Description of the task: Your task is to reproduce the material exactly.

Record excerpts:
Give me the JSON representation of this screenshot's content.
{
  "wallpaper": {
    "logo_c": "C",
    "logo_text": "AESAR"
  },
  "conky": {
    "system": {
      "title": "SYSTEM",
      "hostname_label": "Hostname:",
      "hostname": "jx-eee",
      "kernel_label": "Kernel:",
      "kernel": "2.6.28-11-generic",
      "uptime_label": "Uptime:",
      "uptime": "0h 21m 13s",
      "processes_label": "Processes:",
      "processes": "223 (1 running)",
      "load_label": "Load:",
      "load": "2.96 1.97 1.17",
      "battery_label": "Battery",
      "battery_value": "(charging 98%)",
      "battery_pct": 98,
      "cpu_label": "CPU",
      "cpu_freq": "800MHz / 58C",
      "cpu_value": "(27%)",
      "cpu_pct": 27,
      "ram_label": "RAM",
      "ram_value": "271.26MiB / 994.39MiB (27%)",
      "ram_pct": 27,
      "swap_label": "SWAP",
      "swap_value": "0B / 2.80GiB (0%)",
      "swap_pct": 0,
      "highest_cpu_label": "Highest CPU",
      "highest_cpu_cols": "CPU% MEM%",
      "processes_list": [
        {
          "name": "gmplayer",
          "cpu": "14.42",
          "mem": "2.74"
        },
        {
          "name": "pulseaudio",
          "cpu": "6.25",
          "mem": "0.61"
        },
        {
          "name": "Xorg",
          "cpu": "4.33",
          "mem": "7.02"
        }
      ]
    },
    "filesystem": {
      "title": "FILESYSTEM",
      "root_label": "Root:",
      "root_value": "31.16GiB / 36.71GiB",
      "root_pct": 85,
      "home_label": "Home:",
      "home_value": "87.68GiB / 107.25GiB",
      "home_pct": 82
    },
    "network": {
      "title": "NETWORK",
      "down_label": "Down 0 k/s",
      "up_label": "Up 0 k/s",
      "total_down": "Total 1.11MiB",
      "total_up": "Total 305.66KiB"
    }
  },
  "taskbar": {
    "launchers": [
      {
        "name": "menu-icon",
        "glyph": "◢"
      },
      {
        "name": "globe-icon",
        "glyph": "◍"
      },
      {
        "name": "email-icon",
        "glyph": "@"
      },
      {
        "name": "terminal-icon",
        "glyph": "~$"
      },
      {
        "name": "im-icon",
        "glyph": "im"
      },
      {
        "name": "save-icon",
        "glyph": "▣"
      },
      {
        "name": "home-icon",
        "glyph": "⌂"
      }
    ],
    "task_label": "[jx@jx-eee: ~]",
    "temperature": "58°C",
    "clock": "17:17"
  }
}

Answer for the task:
Give me the JSON representation of this screenshot's content.
{
  "wallpaper": {
    "logo_c": "C",
    "logo_text": "AESAR"
  },
  "conky": {
    "system": {
      "title": "SYSTEM",
      "hostname_label": "Hostname:",
      "hostname": "jx-eee",
      "kernel_label": "Kernel:",
      "kernel": "2.6.28-11-generic",
      "uptime_label": "Uptime:",
      "uptime": "0h 21m 13s",
      "processes_label": "Processes:",
      "processes": "223 (1 running)",
      "load_label": "Load:",
      "load": "2.96 1.97 1.17",
      "battery_label": "Battery",
      "battery_value": "(charging 98%)",
      "battery_pct": 98,
      "cpu_label": "CPU",
      "cpu_freq": "800MHz / 58C",
      "cpu_value": "(27%)",
      "cpu_pct": 27,
      "ram_label": "RAM",
      "ram_value": "271.26MiB / 994.39MiB (27%)",
      "ram_pct": 27,
      "swap_label": "SWAP",
      "swap_value": "0B / 2.80GiB (0%)",
      "swap_pct": 0,
      "highest_cpu_label": "Highest CPU",
      "highest_cpu_cols": "CPU% MEM%",
      "processes_list": [
        {
          "name": "gmplayer",
          "cpu": "14.42",
          "mem": "2.74"
        },
        {
          "name": "pulseaudio",
          "cpu": "6.25",
          "mem": "0.61"
        },
        {
          "name": "Xorg",
          "cpu": "4.33",
          "mem": "7.02"
        }
      ]
    },
    "filesystem": {
      "title": "FILESYSTEM",
      "root_label": "Root:",
      "root_value": "31.16GiB / 36.71GiB",
      "root_pct": 85,
      "home_label": "Home:",
      "home_value": "87.68GiB / 107.25GiB",
      "home_pct": 82
    },
    "network": {
      "title": "NETWORK",
      "down_label": "Down 0 k/s",
      "up_label": "Up 0 k/s",
      "total_down": "Total 1.11MiB",
      "total_up": "Total 305.66KiB"
    }
  },
  "taskbar": {
    "launchers": [
      {
        "name": "menu-icon",
        "glyph": "◢"
      },
      {
        "name": "globe-icon",
        "glyph": "◍"
      },
      {
        "name": "email-icon",
        "glyph": "@"
      },
      {
        "name": "terminal-icon",
        "glyph": "~$"
      },
      {
        "name": "im-icon",
        "glyph": "im"
      },
      {
        "name": "save-icon",
        "glyph": "▣"
      },
      {
        "name": "home-icon",
        "glyph": "⌂"
      }
    ],
    "task_label": "[jx@jx-eee: ~]",
    "temperature": "58°C",
    "clock": "17:17"
  }
}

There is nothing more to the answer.